[start of Provided records]

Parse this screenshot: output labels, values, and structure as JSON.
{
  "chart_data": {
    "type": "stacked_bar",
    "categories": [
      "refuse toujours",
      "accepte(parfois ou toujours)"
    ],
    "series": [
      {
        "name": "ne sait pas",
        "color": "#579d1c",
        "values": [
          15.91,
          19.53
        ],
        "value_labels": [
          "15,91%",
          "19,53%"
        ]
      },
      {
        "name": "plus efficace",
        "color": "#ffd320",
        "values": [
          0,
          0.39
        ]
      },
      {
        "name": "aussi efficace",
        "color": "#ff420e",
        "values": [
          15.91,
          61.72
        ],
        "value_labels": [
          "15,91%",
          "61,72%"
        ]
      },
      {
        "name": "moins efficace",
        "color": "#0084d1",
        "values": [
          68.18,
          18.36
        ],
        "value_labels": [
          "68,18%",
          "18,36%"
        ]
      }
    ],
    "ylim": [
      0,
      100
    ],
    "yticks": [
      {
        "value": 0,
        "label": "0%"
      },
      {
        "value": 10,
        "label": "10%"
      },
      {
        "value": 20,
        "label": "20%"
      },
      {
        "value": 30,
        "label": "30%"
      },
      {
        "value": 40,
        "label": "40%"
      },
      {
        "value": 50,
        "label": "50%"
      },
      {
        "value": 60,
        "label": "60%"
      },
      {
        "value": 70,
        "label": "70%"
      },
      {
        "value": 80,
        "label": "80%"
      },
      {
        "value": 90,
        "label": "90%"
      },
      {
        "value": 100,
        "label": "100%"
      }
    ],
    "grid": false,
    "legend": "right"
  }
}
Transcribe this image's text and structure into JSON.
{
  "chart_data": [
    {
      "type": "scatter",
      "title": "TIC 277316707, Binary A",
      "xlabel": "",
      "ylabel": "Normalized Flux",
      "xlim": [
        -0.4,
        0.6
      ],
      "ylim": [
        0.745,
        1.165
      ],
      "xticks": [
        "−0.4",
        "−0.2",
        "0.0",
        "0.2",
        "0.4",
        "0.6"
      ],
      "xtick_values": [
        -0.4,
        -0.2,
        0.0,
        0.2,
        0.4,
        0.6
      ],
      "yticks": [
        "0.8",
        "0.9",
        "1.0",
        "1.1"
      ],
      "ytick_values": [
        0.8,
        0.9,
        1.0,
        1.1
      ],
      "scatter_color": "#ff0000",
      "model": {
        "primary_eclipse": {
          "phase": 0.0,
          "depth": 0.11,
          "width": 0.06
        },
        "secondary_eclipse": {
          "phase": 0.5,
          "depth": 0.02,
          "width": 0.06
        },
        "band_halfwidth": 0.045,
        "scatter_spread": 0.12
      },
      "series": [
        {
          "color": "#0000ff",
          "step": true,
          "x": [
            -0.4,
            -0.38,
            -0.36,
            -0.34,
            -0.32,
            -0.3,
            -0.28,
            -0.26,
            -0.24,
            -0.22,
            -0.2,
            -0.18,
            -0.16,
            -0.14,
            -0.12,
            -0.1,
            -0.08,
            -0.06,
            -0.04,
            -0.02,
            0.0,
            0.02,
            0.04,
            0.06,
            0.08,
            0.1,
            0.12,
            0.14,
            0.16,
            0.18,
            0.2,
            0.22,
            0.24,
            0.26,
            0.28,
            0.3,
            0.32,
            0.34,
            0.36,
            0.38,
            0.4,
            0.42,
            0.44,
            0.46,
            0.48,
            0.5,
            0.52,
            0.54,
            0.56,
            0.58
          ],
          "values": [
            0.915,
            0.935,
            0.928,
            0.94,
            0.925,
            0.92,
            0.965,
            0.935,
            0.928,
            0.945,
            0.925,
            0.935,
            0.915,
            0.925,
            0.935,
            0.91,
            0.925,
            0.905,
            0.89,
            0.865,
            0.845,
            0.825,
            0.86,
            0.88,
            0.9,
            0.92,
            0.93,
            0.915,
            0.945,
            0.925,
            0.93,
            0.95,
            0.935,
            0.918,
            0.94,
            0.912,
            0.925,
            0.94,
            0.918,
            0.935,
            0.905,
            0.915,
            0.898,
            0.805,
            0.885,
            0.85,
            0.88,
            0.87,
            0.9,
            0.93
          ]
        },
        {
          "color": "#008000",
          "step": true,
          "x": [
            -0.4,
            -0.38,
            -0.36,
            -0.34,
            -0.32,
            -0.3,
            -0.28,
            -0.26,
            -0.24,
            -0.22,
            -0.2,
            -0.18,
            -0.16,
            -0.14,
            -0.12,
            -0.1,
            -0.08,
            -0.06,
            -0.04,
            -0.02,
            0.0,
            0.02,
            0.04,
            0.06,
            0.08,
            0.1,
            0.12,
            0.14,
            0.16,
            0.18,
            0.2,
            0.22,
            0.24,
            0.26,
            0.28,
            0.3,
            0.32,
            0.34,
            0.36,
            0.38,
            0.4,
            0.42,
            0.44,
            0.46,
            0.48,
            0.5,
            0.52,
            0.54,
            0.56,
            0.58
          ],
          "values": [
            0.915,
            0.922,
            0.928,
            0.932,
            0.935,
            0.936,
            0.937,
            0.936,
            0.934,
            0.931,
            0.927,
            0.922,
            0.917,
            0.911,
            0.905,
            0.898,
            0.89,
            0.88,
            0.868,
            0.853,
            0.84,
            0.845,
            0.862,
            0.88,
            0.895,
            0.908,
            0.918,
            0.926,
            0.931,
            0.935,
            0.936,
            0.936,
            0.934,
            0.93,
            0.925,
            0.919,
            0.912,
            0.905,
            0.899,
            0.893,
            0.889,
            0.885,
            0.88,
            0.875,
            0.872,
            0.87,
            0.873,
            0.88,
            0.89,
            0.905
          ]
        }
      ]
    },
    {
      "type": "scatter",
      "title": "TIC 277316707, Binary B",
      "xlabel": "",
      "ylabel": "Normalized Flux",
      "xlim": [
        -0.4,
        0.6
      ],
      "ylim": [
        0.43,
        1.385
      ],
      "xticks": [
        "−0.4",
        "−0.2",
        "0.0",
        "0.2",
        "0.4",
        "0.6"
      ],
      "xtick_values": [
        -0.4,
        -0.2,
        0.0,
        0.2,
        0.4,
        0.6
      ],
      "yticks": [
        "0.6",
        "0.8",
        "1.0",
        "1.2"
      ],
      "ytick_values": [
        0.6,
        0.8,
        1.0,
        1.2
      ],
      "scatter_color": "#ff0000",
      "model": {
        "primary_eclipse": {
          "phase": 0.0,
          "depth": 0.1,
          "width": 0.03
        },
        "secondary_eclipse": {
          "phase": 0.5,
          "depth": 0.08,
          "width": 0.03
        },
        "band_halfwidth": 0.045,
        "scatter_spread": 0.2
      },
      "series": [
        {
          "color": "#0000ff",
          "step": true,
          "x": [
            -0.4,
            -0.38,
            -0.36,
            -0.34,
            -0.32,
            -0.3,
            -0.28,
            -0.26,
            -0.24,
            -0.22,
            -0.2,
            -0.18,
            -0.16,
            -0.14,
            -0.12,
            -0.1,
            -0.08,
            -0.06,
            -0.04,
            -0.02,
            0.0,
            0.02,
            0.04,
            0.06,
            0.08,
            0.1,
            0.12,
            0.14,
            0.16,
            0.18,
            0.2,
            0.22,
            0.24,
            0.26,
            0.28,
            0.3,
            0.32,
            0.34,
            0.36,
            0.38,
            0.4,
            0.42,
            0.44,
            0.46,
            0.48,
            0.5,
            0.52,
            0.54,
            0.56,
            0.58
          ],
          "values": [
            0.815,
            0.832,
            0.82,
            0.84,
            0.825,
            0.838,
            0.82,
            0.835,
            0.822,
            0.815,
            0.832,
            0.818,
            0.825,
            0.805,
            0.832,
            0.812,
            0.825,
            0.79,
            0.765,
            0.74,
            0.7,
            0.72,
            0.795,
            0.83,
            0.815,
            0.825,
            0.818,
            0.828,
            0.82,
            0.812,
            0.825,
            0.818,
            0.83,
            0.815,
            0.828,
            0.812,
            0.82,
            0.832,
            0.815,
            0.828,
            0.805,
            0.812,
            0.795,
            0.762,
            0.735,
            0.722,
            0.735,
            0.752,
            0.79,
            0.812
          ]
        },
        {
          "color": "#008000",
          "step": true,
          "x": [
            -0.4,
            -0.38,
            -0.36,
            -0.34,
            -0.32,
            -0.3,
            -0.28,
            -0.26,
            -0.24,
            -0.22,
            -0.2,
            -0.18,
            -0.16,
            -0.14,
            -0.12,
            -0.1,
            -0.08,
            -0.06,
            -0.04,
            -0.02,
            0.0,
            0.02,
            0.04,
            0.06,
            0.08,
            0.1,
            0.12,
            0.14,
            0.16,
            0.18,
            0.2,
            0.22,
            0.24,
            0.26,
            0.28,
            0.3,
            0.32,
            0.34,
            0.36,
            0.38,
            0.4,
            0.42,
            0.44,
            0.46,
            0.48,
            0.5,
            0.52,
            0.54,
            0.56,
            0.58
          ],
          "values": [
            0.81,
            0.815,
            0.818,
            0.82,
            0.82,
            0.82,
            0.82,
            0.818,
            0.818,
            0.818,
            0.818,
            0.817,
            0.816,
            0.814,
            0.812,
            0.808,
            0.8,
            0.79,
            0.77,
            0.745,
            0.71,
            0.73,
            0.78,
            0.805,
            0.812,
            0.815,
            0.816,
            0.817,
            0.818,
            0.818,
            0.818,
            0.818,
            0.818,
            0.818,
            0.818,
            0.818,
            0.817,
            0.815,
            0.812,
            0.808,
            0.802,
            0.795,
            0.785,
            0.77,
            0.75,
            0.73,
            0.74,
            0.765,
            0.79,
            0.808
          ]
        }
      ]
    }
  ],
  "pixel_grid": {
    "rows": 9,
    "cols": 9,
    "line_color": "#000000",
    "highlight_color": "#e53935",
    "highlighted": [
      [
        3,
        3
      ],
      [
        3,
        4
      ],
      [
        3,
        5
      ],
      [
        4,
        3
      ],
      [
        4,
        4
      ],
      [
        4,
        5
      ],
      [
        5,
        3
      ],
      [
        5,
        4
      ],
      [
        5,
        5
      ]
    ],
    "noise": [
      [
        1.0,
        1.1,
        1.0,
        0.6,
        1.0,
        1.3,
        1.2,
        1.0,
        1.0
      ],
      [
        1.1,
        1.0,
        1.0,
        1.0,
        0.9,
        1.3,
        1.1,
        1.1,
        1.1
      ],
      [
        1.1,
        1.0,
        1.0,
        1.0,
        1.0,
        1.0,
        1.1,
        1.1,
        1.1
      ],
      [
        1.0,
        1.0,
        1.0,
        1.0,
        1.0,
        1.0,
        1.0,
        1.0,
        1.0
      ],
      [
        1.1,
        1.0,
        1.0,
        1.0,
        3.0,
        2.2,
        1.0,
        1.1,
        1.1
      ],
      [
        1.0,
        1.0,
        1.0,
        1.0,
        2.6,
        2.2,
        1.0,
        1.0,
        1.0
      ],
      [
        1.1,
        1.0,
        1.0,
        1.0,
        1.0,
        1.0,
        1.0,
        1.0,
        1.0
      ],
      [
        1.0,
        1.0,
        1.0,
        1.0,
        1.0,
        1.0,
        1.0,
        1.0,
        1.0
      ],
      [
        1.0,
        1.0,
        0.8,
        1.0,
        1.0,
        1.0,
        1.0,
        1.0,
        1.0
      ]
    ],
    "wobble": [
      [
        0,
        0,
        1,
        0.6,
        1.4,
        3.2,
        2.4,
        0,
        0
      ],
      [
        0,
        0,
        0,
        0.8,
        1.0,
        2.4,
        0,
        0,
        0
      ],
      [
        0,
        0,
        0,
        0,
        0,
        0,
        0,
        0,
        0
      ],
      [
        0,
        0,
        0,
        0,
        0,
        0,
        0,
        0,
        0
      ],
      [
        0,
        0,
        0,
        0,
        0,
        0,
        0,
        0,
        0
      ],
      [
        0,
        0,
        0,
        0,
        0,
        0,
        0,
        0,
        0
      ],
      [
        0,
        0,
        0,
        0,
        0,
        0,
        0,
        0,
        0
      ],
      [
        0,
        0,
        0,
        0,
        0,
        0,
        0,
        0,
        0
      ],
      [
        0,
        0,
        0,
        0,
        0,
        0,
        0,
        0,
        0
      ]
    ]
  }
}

[end of Provided records]

- Exercise instructions
In the material above, show every line where the word "this" turns up.

- Expected answer
Parse this screenshot: output labels, values, and structure as JSON.
Transcribe this image's text and structure into JSON.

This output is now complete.